INSTRUCTION: Wherever the word "spec" appears in the entries, copy the whole line.

══ SOURCE MATERIAL ══

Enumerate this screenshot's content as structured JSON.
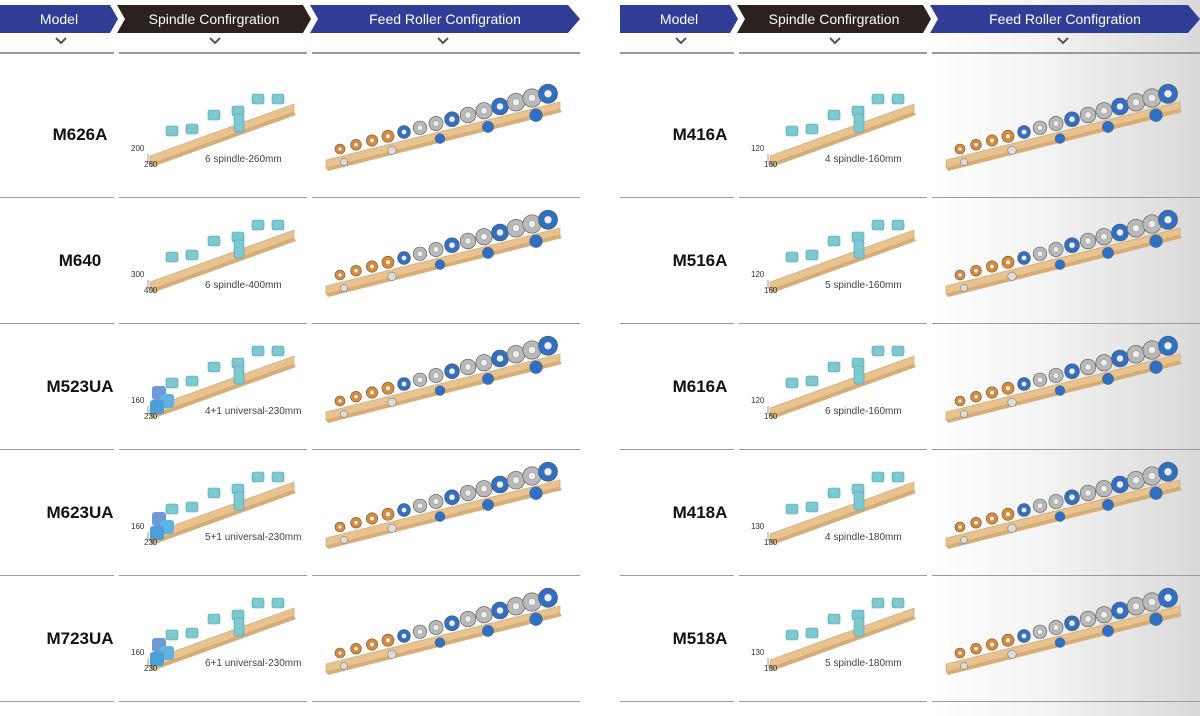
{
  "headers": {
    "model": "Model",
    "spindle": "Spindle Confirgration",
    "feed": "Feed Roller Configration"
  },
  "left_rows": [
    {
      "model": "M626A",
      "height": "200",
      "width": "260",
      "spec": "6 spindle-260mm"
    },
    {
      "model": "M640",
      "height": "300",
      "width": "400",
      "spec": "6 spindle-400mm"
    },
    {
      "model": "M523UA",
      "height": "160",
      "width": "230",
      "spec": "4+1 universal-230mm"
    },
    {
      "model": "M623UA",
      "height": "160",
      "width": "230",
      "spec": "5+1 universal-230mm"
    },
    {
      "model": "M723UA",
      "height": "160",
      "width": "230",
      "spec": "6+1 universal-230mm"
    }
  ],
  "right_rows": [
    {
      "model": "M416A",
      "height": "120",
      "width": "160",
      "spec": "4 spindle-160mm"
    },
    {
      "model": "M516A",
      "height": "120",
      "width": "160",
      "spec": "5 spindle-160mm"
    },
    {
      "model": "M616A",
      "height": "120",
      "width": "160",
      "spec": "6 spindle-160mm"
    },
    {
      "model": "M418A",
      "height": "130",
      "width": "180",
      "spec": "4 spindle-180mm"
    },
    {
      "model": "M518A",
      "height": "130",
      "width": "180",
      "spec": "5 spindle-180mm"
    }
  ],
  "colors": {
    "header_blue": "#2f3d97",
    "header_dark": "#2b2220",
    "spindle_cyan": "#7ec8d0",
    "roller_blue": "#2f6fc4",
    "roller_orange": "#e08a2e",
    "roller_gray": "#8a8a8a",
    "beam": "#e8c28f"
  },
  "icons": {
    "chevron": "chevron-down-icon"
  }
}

═══
══ SOURCE MATERIAL ══

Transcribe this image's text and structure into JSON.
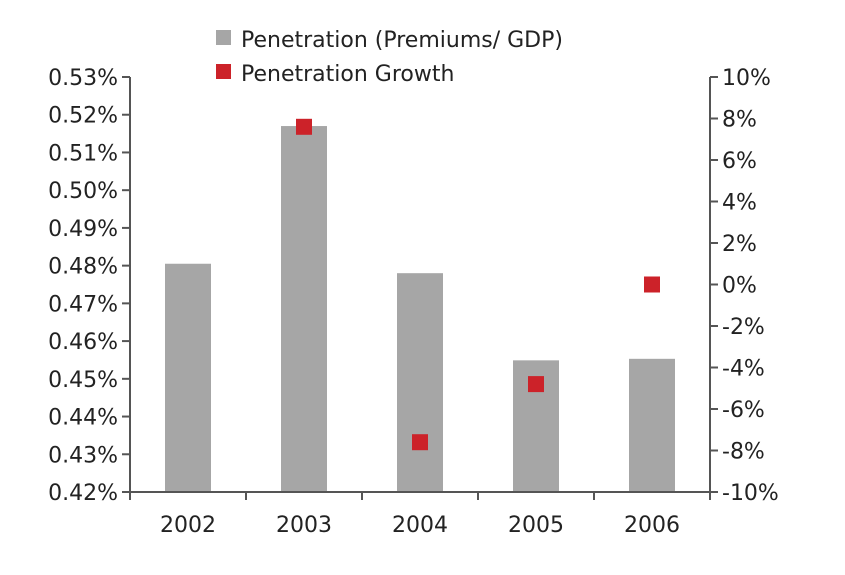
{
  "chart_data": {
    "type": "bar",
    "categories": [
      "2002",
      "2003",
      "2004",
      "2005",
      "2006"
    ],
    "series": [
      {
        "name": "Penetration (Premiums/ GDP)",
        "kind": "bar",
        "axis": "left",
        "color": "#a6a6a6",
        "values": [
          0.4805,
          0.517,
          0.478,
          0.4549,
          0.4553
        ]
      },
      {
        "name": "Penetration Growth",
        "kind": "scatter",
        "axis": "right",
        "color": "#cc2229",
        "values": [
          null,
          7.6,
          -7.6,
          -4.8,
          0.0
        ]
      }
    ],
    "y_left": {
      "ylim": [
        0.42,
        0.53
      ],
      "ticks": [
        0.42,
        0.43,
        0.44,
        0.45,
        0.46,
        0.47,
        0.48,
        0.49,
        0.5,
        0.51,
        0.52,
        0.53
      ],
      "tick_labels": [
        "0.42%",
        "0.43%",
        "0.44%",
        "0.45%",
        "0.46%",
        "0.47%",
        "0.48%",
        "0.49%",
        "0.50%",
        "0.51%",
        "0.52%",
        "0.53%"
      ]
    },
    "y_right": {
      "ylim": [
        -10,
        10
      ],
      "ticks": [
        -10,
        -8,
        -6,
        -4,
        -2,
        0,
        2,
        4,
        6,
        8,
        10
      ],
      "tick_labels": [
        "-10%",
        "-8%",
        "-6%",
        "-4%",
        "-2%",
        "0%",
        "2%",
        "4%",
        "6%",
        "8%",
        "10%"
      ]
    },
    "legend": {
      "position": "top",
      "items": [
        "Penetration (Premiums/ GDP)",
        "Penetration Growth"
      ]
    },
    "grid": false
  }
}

═══

RESULT OF THE EXERCISE:
      "spec": "6 spindle-260mm"
      "spec": "6 spindle-400mm"
      "spec": "4+1 universal-230mm"
      "spec": "5+1 universal-230mm"
      "spec": "6+1 universal-230mm"
      "spec": "4 spindle-160mm"
      "spec": "5 spindle-160mm"
      "spec": "6 spindle-160mm"
      "spec": "4 spindle-180mm"
      "spec": "5 spindle-180mm"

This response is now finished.